Information provided >>

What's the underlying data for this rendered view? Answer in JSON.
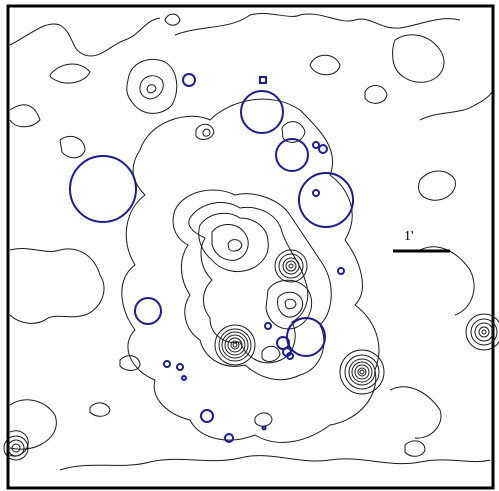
{
  "scale_bar": {
    "label": "1'"
  },
  "colors": {
    "contours": "#1a1a1a",
    "source_circles": "#1c1c8f",
    "frame": "#000000",
    "background": "#ffffff"
  }
}
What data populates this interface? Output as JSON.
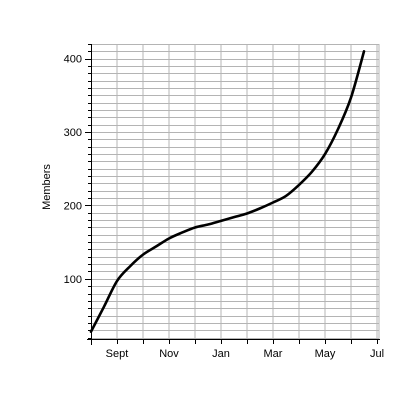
{
  "chart_data": {
    "type": "line",
    "title": "",
    "xlabel": "",
    "ylabel": "Members",
    "x_tick_labels": [
      "Sept",
      "Nov",
      "Jan",
      "Mar",
      "May",
      "Jul"
    ],
    "y_ticks": [
      100,
      200,
      300,
      400
    ],
    "ylim": [
      18,
      420
    ],
    "grid": true,
    "series": [
      {
        "color": "#000000",
        "points": [
          {
            "x": "Aug",
            "y": 28
          },
          {
            "x": "mid-Aug",
            "y": 62
          },
          {
            "x": "Sept",
            "y": 97
          },
          {
            "x": "mid-Sept",
            "y": 117
          },
          {
            "x": "Oct",
            "y": 133
          },
          {
            "x": "mid-Oct",
            "y": 144
          },
          {
            "x": "Nov",
            "y": 155
          },
          {
            "x": "mid-Nov",
            "y": 163
          },
          {
            "x": "Dec",
            "y": 170
          },
          {
            "x": "mid-Dec",
            "y": 174
          },
          {
            "x": "Jan",
            "y": 179
          },
          {
            "x": "mid-Jan",
            "y": 184
          },
          {
            "x": "Feb",
            "y": 189
          },
          {
            "x": "mid-Feb",
            "y": 196
          },
          {
            "x": "Mar",
            "y": 204
          },
          {
            "x": "mid-Mar",
            "y": 213
          },
          {
            "x": "Apr",
            "y": 228
          },
          {
            "x": "mid-Apr",
            "y": 246
          },
          {
            "x": "May",
            "y": 270
          },
          {
            "x": "mid-May",
            "y": 304
          },
          {
            "x": "Jun",
            "y": 347
          },
          {
            "x": "mid-Jun",
            "y": 410
          }
        ]
      }
    ]
  }
}
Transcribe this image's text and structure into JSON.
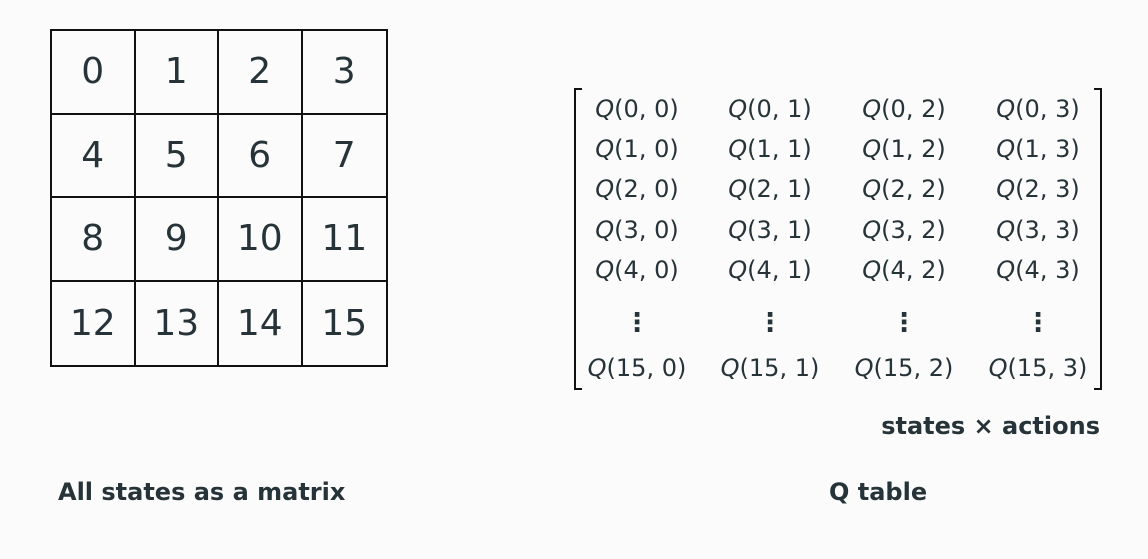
{
  "grid": {
    "states": [
      "0",
      "1",
      "2",
      "3",
      "4",
      "5",
      "6",
      "7",
      "8",
      "9",
      "10",
      "11",
      "12",
      "13",
      "14",
      "15"
    ]
  },
  "captions": {
    "left": "All states as a matrix",
    "right": "Q table",
    "axes": "states × actions"
  },
  "q_table": {
    "symbol": "Q",
    "rows": [
      [
        "Q(0, 0)",
        "Q(0, 1)",
        "Q(0, 2)",
        "Q(0, 3)"
      ],
      [
        "Q(1, 0)",
        "Q(1, 1)",
        "Q(1, 2)",
        "Q(1, 3)"
      ],
      [
        "Q(2, 0)",
        "Q(2, 1)",
        "Q(2, 2)",
        "Q(2, 3)"
      ],
      [
        "Q(3, 0)",
        "Q(3, 1)",
        "Q(3, 2)",
        "Q(3, 3)"
      ],
      [
        "Q(4, 0)",
        "Q(4, 1)",
        "Q(4, 2)",
        "Q(4, 3)"
      ],
      [
        "⋮",
        "⋮",
        "⋮",
        "⋮"
      ],
      [
        "Q(15, 0)",
        "Q(15, 1)",
        "Q(15, 2)",
        "Q(15, 3)"
      ]
    ]
  }
}
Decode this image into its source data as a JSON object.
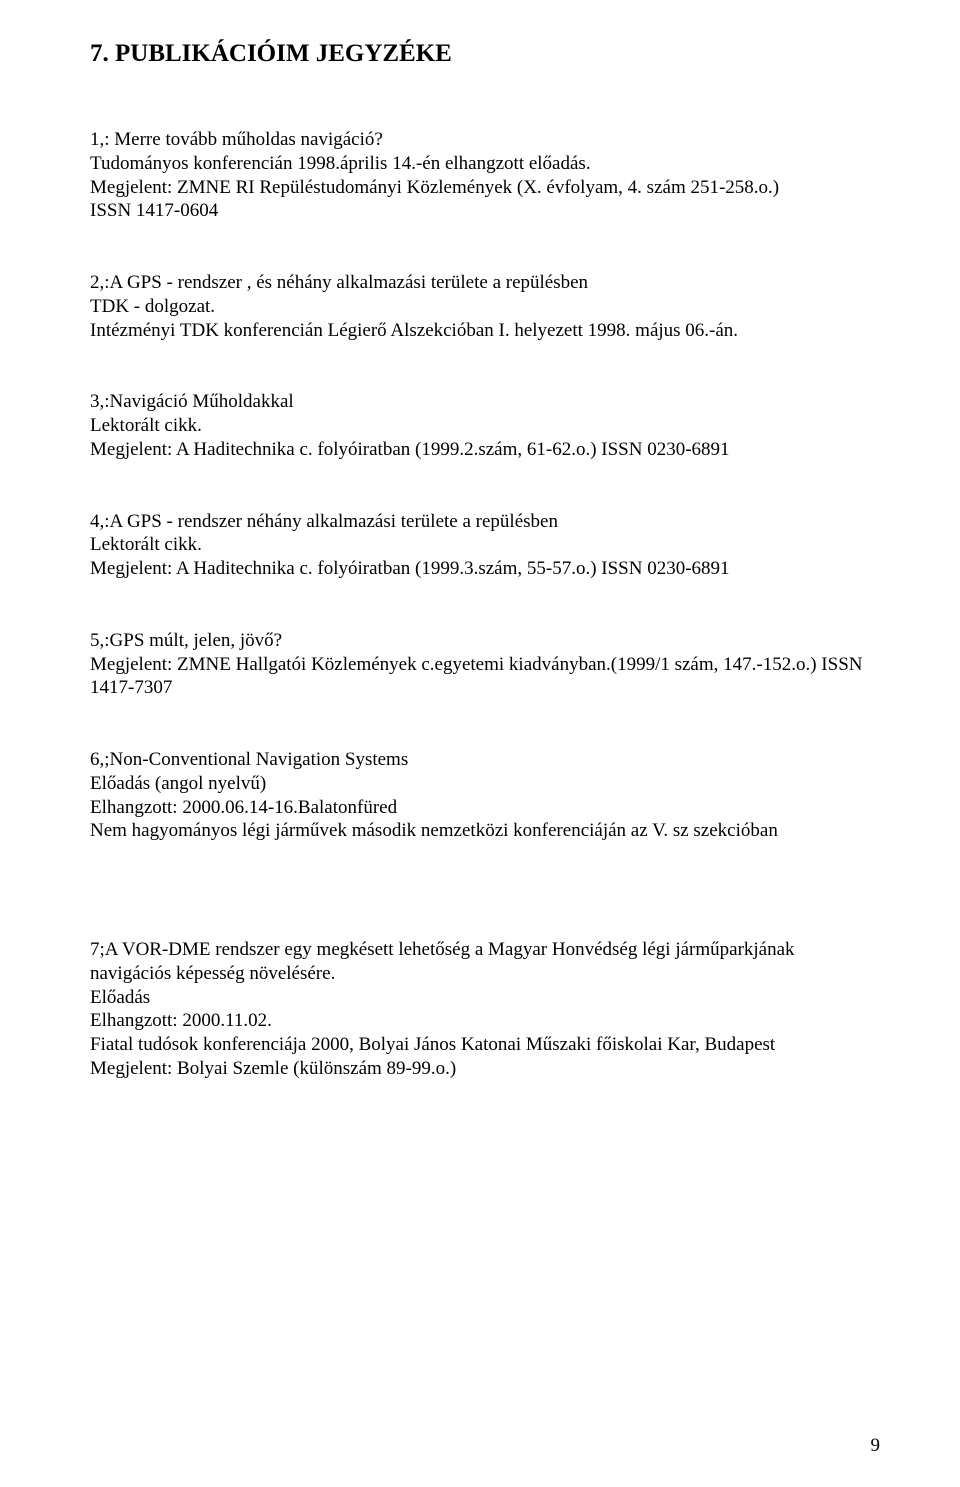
{
  "title": "7.  PUBLIKÁCIÓIM JEGYZÉKE",
  "entries": [
    {
      "lines": [
        "1,: Merre tovább műholdas navigáció?",
        "Tudományos konferencián 1998.április 14.-én elhangzott előadás.",
        "Megjelent: ZMNE RI Repüléstudományi Közlemények (X. évfolyam, 4. szám 251-258.o.)",
        "ISSN 1417-0604"
      ]
    },
    {
      "lines": [
        " 2,:A GPS - rendszer , és néhány alkalmazási területe a repülésben",
        "TDK - dolgozat.",
        "Intézményi TDK konferencián Légierő Alszekcióban I. helyezett 1998. május 06.-án."
      ]
    },
    {
      "lines": [
        "3,:Navigáció Műholdakkal",
        "Lektorált cikk.",
        "Megjelent: A Haditechnika c. folyóiratban (1999.2.szám, 61-62.o.) ISSN 0230-6891"
      ]
    },
    {
      "lines": [
        "4,:A GPS - rendszer néhány alkalmazási területe a repülésben",
        "Lektorált cikk.",
        "Megjelent: A Haditechnika c. folyóiratban (1999.3.szám, 55-57.o.) ISSN 0230-6891"
      ]
    },
    {
      "lines": [
        "5,:GPS múlt, jelen, jövő?",
        "Megjelent: ZMNE Hallgatói Közlemények c.egyetemi kiadványban.(1999/1 szám, 147.-152.o.) ISSN 1417-7307"
      ]
    },
    {
      "lines": [
        "6,;Non-Conventional Navigation  Systems",
        "Előadás (angol nyelvű)",
        "Elhangzott: 2000.06.14-16.Balatonfüred",
        "Nem hagyományos légi járművek második nemzetközi konferenciáján az V. sz szekcióban"
      ]
    },
    {
      "lines": [
        "7;A VOR-DME rendszer egy megkésett lehetőség a Magyar Honvédség légi járműparkjának navigációs képesség növelésére.",
        "Előadás",
        "Elhangzott: 2000.11.02.",
        "Fiatal tudósok konferenciája 2000, Bolyai János Katonai Műszaki főiskolai Kar, Budapest",
        "Megjelent: Bolyai Szemle (különszám 89-99.o.)"
      ],
      "extra_top_margin": true
    }
  ],
  "page_number": "9"
}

Task directions >>
All of the entries above should be duplicated exactly, except for the pictures.

Output of the task >>
What's the underlying data for this rendered view? Answer in JSON.
{
  "scale_bar": {
    "label": "1'"
  },
  "colors": {
    "contours": "#1a1a1a",
    "source_circles": "#1c1c8f",
    "frame": "#000000",
    "background": "#ffffff"
  }
}
What data populates this interface? Output as JSON.
{
  "chart_data": {
    "type": "line",
    "title": "",
    "xlabel": "",
    "ylabel": "Members",
    "x_tick_labels": [
      "Sept",
      "Nov",
      "Jan",
      "Mar",
      "May",
      "Jul"
    ],
    "y_ticks": [
      100,
      200,
      300,
      400
    ],
    "ylim": [
      18,
      420
    ],
    "grid": true,
    "series": [
      {
        "color": "#000000",
        "points": [
          {
            "x": "Aug",
            "y": 28
          },
          {
            "x": "mid-Aug",
            "y": 62
          },
          {
            "x": "Sept",
            "y": 97
          },
          {
            "x": "mid-Sept",
            "y": 117
          },
          {
            "x": "Oct",
            "y": 133
          },
          {
            "x": "mid-Oct",
            "y": 144
          },
          {
            "x": "Nov",
            "y": 155
          },
          {
            "x": "mid-Nov",
            "y": 163
          },
          {
            "x": "Dec",
            "y": 170
          },
          {
            "x": "mid-Dec",
            "y": 174
          },
          {
            "x": "Jan",
            "y": 179
          },
          {
            "x": "mid-Jan",
            "y": 184
          },
          {
            "x": "Feb",
            "y": 189
          },
          {
            "x": "mid-Feb",
            "y": 196
          },
          {
            "x": "Mar",
            "y": 204
          },
          {
            "x": "mid-Mar",
            "y": 213
          },
          {
            "x": "Apr",
            "y": 228
          },
          {
            "x": "mid-Apr",
            "y": 246
          },
          {
            "x": "May",
            "y": 270
          },
          {
            "x": "mid-May",
            "y": 304
          },
          {
            "x": "Jun",
            "y": 347
          },
          {
            "x": "mid-Jun",
            "y": 410
          }
        ]
      }
    ]
  }
}
Transcribe this image's text and structure into JSON.
{
  "grid": {
    "states": [
      "0",
      "1",
      "2",
      "3",
      "4",
      "5",
      "6",
      "7",
      "8",
      "9",
      "10",
      "11",
      "12",
      "13",
      "14",
      "15"
    ]
  },
  "captions": {
    "left": "All states as a matrix",
    "right": "Q table",
    "axes": "states × actions"
  },
  "q_table": {
    "symbol": "Q",
    "rows": [
      [
        "Q(0, 0)",
        "Q(0, 1)",
        "Q(0, 2)",
        "Q(0, 3)"
      ],
      [
        "Q(1, 0)",
        "Q(1, 1)",
        "Q(1, 2)",
        "Q(1, 3)"
      ],
      [
        "Q(2, 0)",
        "Q(2, 1)",
        "Q(2, 2)",
        "Q(2, 3)"
      ],
      [
        "Q(3, 0)",
        "Q(3, 1)",
        "Q(3, 2)",
        "Q(3, 3)"
      ],
      [
        "Q(4, 0)",
        "Q(4, 1)",
        "Q(4, 2)",
        "Q(4, 3)"
      ],
      [
        "⋮",
        "⋮",
        "⋮",
        "⋮"
      ],
      [
        "Q(15, 0)",
        "Q(15, 1)",
        "Q(15, 2)",
        "Q(15, 3)"
      ]
    ]
  }
}
Decode this image into its source data as a JSON object.
{
  "title": "7.  PUBLIKÁCIÓIM JEGYZÉKE",
  "entries": [
    {
      "lines": [
        "1,: Merre tovább műholdas navigáció?",
        "Tudományos konferencián 1998.április 14.-én elhangzott előadás.",
        "Megjelent: ZMNE RI Repüléstudományi Közlemények (X. évfolyam, 4. szám 251-258.o.)",
        "ISSN 1417-0604"
      ]
    },
    {
      "lines": [
        " 2,:A GPS - rendszer , és néhány alkalmazási területe a repülésben",
        "TDK - dolgozat.",
        "Intézményi TDK konferencián Légierő Alszekcióban I. helyezett 1998. május 06.-án."
      ]
    },
    {
      "lines": [
        "3,:Navigáció Műholdakkal",
        "Lektorált cikk.",
        "Megjelent: A Haditechnika c. folyóiratban (1999.2.szám, 61-62.o.) ISSN 0230-6891"
      ]
    },
    {
      "lines": [
        "4,:A GPS - rendszer néhány alkalmazási területe a repülésben",
        "Lektorált cikk.",
        "Megjelent: A Haditechnika c. folyóiratban (1999.3.szám, 55-57.o.) ISSN 0230-6891"
      ]
    },
    {
      "lines": [
        "5,:GPS múlt, jelen, jövő?",
        "Megjelent: ZMNE Hallgatói Közlemények c.egyetemi kiadványban.(1999/1 szám, 147.-152.o.) ISSN 1417-7307"
      ]
    },
    {
      "lines": [
        "6,;Non-Conventional Navigation  Systems",
        "Előadás (angol nyelvű)",
        "Elhangzott: 2000.06.14-16.Balatonfüred",
        "Nem hagyományos légi járművek második nemzetközi konferenciáján az V. sz szekcióban"
      ]
    },
    {
      "lines": [
        "7;A VOR-DME rendszer egy megkésett lehetőség a Magyar Honvédség légi járműparkjának navigációs képesség növelésére.",
        "Előadás",
        "Elhangzott: 2000.11.02.",
        "Fiatal tudósok konferenciája 2000, Bolyai János Katonai Műszaki főiskolai Kar, Budapest",
        "Megjelent: Bolyai Szemle (különszám 89-99.o.)"
      ],
      "extra_top_margin": true
    }
  ],
  "page_number": "9"
}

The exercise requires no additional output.